Work to complete>
Each line below is to be written out in full, exactly as shown.
--- Raw records ---
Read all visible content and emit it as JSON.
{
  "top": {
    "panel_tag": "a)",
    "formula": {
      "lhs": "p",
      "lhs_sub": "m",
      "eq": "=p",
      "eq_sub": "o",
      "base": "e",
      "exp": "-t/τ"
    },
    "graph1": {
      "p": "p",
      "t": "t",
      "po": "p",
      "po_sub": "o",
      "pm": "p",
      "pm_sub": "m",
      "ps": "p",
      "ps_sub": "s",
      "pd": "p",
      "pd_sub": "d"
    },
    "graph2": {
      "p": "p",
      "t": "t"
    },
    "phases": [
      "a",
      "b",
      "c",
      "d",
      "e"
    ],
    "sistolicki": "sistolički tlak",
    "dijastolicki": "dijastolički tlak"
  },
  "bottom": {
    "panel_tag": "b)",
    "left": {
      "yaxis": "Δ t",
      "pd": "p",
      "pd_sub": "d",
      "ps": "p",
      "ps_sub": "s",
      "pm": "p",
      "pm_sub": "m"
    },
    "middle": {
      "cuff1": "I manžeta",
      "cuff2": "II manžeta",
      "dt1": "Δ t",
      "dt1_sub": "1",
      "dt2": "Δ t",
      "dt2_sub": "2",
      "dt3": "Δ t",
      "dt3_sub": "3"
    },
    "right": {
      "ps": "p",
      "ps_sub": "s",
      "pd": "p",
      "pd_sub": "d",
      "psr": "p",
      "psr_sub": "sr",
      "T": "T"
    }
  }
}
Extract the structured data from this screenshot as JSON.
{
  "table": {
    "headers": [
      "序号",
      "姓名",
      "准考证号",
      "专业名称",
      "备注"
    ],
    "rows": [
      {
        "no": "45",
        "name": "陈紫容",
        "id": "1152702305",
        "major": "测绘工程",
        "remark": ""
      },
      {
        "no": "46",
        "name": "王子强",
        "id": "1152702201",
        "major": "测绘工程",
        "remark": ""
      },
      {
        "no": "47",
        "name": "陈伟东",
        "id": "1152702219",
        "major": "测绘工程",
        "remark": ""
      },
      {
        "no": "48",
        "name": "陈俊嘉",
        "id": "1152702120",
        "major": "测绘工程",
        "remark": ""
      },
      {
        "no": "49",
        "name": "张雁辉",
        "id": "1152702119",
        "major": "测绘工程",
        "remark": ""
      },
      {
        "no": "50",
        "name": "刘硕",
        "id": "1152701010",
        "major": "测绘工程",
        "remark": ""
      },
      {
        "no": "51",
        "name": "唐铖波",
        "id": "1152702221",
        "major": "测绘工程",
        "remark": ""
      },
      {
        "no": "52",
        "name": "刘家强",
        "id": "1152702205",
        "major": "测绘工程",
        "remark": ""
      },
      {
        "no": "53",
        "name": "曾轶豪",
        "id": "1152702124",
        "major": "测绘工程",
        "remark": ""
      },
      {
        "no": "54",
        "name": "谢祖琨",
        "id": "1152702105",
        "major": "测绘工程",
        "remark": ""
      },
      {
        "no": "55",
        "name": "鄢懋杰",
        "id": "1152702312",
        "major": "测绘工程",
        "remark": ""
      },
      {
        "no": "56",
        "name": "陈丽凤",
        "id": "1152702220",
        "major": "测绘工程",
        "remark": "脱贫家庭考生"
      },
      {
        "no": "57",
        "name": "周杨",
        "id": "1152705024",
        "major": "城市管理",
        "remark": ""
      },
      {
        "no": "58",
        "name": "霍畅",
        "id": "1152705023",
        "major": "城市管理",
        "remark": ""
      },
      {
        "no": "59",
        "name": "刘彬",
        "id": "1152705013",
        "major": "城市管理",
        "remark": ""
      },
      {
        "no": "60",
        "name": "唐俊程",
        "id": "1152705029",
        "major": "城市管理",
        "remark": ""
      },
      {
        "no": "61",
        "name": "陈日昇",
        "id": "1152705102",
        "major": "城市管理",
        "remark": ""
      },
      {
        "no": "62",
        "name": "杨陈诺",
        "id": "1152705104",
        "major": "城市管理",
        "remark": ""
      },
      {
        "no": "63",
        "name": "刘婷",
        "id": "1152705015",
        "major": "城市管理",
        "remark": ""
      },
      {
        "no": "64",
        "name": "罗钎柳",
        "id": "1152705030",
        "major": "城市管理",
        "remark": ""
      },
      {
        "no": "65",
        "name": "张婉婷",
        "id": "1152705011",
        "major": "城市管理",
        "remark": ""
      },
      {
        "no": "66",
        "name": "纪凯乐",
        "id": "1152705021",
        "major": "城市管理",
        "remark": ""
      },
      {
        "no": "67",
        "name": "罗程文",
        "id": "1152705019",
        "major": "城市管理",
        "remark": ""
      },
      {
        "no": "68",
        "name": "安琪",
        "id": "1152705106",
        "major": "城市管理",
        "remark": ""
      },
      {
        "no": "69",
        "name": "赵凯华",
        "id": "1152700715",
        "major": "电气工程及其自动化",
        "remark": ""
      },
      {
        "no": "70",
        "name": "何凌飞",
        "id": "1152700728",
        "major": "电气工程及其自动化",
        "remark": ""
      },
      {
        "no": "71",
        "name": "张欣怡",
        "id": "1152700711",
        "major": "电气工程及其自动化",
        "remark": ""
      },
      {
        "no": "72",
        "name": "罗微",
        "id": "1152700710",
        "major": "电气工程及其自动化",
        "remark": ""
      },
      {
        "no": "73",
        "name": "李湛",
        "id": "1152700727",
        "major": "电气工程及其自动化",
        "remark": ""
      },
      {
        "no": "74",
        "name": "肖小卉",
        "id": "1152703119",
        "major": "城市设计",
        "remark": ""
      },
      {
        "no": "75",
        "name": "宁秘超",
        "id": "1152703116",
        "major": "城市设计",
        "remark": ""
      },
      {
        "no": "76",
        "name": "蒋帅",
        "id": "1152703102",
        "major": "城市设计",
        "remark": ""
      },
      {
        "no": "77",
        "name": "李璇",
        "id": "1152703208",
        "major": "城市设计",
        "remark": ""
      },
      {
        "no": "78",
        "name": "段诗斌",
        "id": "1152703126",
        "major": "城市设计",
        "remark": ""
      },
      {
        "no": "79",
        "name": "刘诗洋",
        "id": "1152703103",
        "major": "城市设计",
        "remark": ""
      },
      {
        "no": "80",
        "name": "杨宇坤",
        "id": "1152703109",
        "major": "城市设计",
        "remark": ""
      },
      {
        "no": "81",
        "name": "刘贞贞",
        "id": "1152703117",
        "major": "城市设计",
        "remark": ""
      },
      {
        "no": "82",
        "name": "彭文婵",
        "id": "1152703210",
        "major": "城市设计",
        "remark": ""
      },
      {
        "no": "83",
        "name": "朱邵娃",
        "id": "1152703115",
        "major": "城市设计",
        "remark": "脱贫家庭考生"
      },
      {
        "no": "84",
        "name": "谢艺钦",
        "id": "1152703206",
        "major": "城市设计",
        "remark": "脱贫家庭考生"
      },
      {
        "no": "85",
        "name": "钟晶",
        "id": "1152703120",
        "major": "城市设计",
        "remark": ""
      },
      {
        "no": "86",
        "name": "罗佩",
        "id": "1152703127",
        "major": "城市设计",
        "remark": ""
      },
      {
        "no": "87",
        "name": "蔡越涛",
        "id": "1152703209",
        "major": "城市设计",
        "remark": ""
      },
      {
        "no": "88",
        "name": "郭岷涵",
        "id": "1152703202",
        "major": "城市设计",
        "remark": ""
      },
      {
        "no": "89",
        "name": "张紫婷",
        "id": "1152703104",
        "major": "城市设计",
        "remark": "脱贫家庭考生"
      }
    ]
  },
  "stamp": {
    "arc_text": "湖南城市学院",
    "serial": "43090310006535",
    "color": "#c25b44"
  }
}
---
Exercise response>
Read all visible content and emit it as JSON.
{
  "top": {
    "panel_tag": "a)",
    "formula": {
      "lhs": "p",
      "lhs_sub": "m",
      "eq": "=p",
      "eq_sub": "o",
      "base": "e",
      "exp": "-t/τ"
    },
    "graph1": {
      "p": "p",
      "t": "t",
      "po": "p",
      "po_sub": "o",
      "pm": "p",
      "pm_sub": "m",
      "ps": "p",
      "ps_sub": "s",
      "pd": "p",
      "pd_sub": "d"
    },
    "graph2": {
      "p": "p",
      "t": "t"
    },
    "phases": [
      "a",
      "b",
      "c",
      "d",
      "e"
    ],
    "sistolicki": "sistolički tlak",
    "dijastolicki": "dijastolički tlak"
  },
  "bottom": {
    "panel_tag": "b)",
    "left": {
      "yaxis": "Δ t",
      "pd": "p",
      "pd_sub": "d",
      "ps": "p",
      "ps_sub": "s",
      "pm": "p",
      "pm_sub": "m"
    },
    "middle": {
      "cuff1": "I manžeta",
      "cuff2": "II manžeta",
      "dt1": "Δ t",
      "dt1_sub": "1",
      "dt2": "Δ t",
      "dt2_sub": "2",
      "dt3": "Δ t",
      "dt3_sub": "3"
    },
    "right": {
      "ps": "p",
      "ps_sub": "s",
      "pd": "p",
      "pd_sub": "d",
      "psr": "p",
      "psr_sub": "sr",
      "T": "T"
    }
  }
}
Extract the structured data from this screenshot as JSON.
{
  "table": {
    "headers": [
      "序号",
      "姓名",
      "准考证号",
      "专业名称",
      "备注"
    ],
    "rows": [
      {
        "no": "45",
        "name": "陈紫容",
        "id": "1152702305",
        "major": "测绘工程",
        "remark": ""
      },
      {
        "no": "46",
        "name": "王子强",
        "id": "1152702201",
        "major": "测绘工程",
        "remark": ""
      },
      {
        "no": "47",
        "name": "陈伟东",
        "id": "1152702219",
        "major": "测绘工程",
        "remark": ""
      },
      {
        "no": "48",
        "name": "陈俊嘉",
        "id": "1152702120",
        "major": "测绘工程",
        "remark": ""
      },
      {
        "no": "49",
        "name": "张雁辉",
        "id": "1152702119",
        "major": "测绘工程",
        "remark": ""
      },
      {
        "no": "50",
        "name": "刘硕",
        "id": "1152701010",
        "major": "测绘工程",
        "remark": ""
      },
      {
        "no": "51",
        "name": "唐铖波",
        "id": "1152702221",
        "major": "测绘工程",
        "remark": ""
      },
      {
        "no": "52",
        "name": "刘家强",
        "id": "1152702205",
        "major": "测绘工程",
        "remark": ""
      },
      {
        "no": "53",
        "name": "曾轶豪",
        "id": "1152702124",
        "major": "测绘工程",
        "remark": ""
      },
      {
        "no": "54",
        "name": "谢祖琨",
        "id": "1152702105",
        "major": "测绘工程",
        "remark": ""
      },
      {
        "no": "55",
        "name": "鄢懋杰",
        "id": "1152702312",
        "major": "测绘工程",
        "remark": ""
      },
      {
        "no": "56",
        "name": "陈丽凤",
        "id": "1152702220",
        "major": "测绘工程",
        "remark": "脱贫家庭考生"
      },
      {
        "no": "57",
        "name": "周杨",
        "id": "1152705024",
        "major": "城市管理",
        "remark": ""
      },
      {
        "no": "58",
        "name": "霍畅",
        "id": "1152705023",
        "major": "城市管理",
        "remark": ""
      },
      {
        "no": "59",
        "name": "刘彬",
        "id": "1152705013",
        "major": "城市管理",
        "remark": ""
      },
      {
        "no": "60",
        "name": "唐俊程",
        "id": "1152705029",
        "major": "城市管理",
        "remark": ""
      },
      {
        "no": "61",
        "name": "陈日昇",
        "id": "1152705102",
        "major": "城市管理",
        "remark": ""
      },
      {
        "no": "62",
        "name": "杨陈诺",
        "id": "1152705104",
        "major": "城市管理",
        "remark": ""
      },
      {
        "no": "63",
        "name": "刘婷",
        "id": "1152705015",
        "major": "城市管理",
        "remark": ""
      },
      {
        "no": "64",
        "name": "罗钎柳",
        "id": "1152705030",
        "major": "城市管理",
        "remark": ""
      },
      {
        "no": "65",
        "name": "张婉婷",
        "id": "1152705011",
        "major": "城市管理",
        "remark": ""
      },
      {
        "no": "66",
        "name": "纪凯乐",
        "id": "1152705021",
        "major": "城市管理",
        "remark": ""
      },
      {
        "no": "67",
        "name": "罗程文",
        "id": "1152705019",
        "major": "城市管理",
        "remark": ""
      },
      {
        "no": "68",
        "name": "安琪",
        "id": "1152705106",
        "major": "城市管理",
        "remark": ""
      },
      {
        "no": "69",
        "name": "赵凯华",
        "id": "1152700715",
        "major": "电气工程及其自动化",
        "remark": ""
      },
      {
        "no": "70",
        "name": "何凌飞",
        "id": "1152700728",
        "major": "电气工程及其自动化",
        "remark": ""
      },
      {
        "no": "71",
        "name": "张欣怡",
        "id": "1152700711",
        "major": "电气工程及其自动化",
        "remark": ""
      },
      {
        "no": "72",
        "name": "罗微",
        "id": "1152700710",
        "major": "电气工程及其自动化",
        "remark": ""
      },
      {
        "no": "73",
        "name": "李湛",
        "id": "1152700727",
        "major": "电气工程及其自动化",
        "remark": ""
      },
      {
        "no": "74",
        "name": "肖小卉",
        "id": "1152703119",
        "major": "城市设计",
        "remark": ""
      },
      {
        "no": "75",
        "name": "宁秘超",
        "id": "1152703116",
        "major": "城市设计",
        "remark": ""
      },
      {
        "no": "76",
        "name": "蒋帅",
        "id": "1152703102",
        "major": "城市设计",
        "remark": ""
      },
      {
        "no": "77",
        "name": "李璇",
        "id": "1152703208",
        "major": "城市设计",
        "remark": ""
      },
      {
        "no": "78",
        "name": "段诗斌",
        "id": "1152703126",
        "major": "城市设计",
        "remark": ""
      },
      {
        "no": "79",
        "name": "刘诗洋",
        "id": "1152703103",
        "major": "城市设计",
        "remark": ""
      },
      {
        "no": "80",
        "name": "杨宇坤",
        "id": "1152703109",
        "major": "城市设计",
        "remark": ""
      },
      {
        "no": "81",
        "name": "刘贞贞",
        "id": "1152703117",
        "major": "城市设计",
        "remark": ""
      },
      {
        "no": "82",
        "name": "彭文婵",
        "id": "1152703210",
        "major": "城市设计",
        "remark": ""
      },
      {
        "no": "83",
        "name": "朱邵娃",
        "id": "1152703115",
        "major": "城市设计",
        "remark": "脱贫家庭考生"
      },
      {
        "no": "84",
        "name": "谢艺钦",
        "id": "1152703206",
        "major": "城市设计",
        "remark": "脱贫家庭考生"
      },
      {
        "no": "85",
        "name": "钟晶",
        "id": "1152703120",
        "major": "城市设计",
        "remark": ""
      },
      {
        "no": "86",
        "name": "罗佩",
        "id": "1152703127",
        "major": "城市设计",
        "remark": ""
      },
      {
        "no": "87",
        "name": "蔡越涛",
        "id": "1152703209",
        "major": "城市设计",
        "remark": ""
      },
      {
        "no": "88",
        "name": "郭岷涵",
        "id": "1152703202",
        "major": "城市设计",
        "remark": ""
      },
      {
        "no": "89",
        "name": "张紫婷",
        "id": "1152703104",
        "major": "城市设计",
        "remark": "脱贫家庭考生"
      }
    ]
  },
  "stamp": {
    "arc_text": "湖南城市学院",
    "serial": "43090310006535",
    "color": "#c25b44"
  }
}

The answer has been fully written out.